--- START OF GIVEN RECORDS ---
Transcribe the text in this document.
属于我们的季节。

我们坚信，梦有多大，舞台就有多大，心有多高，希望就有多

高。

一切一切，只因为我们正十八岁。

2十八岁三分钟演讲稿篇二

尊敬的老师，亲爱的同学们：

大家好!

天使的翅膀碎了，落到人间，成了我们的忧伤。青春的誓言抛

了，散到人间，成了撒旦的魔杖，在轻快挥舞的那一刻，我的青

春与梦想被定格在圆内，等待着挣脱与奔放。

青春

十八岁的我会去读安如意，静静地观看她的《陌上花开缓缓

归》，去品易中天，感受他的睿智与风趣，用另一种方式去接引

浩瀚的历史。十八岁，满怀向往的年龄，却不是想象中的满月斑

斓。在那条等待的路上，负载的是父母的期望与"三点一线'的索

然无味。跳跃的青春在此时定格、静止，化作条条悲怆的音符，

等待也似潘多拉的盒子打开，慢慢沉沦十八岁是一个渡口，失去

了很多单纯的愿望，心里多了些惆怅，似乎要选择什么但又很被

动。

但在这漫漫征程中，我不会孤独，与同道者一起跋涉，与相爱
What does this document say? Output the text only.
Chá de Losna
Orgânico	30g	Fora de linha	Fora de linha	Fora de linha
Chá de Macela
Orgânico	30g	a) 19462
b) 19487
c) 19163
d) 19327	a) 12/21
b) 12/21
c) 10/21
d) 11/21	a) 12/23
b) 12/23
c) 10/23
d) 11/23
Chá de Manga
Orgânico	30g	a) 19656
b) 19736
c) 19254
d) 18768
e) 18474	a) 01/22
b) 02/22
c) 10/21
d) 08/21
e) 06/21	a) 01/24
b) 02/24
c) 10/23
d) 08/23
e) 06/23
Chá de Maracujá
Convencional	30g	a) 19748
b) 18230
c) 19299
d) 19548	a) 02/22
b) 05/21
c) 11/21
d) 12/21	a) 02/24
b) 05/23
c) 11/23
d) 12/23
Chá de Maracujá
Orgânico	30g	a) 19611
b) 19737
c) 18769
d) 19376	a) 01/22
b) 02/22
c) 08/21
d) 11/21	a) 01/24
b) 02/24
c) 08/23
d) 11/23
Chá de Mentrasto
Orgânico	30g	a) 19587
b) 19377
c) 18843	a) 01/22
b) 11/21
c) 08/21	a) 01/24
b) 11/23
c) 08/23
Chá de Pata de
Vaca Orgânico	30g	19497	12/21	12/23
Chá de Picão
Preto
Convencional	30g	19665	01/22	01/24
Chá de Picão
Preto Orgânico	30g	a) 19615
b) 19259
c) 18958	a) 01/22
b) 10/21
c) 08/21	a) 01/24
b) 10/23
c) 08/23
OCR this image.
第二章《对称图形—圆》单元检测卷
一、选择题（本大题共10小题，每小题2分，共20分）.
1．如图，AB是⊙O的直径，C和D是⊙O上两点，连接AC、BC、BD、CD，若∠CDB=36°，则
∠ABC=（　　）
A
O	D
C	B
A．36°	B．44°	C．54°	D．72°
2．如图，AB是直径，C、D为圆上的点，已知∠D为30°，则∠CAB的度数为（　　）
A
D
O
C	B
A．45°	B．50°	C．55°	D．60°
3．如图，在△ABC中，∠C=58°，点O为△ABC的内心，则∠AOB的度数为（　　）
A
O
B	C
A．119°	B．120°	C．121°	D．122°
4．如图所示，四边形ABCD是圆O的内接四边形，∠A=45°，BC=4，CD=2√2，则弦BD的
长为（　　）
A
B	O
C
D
--- END OF GIVEN RECORDS ---
WHAT THE TASK REQUIRES:
Find how many lines include the string "this" and report that number alone.

CORRECT OUTPUT:
3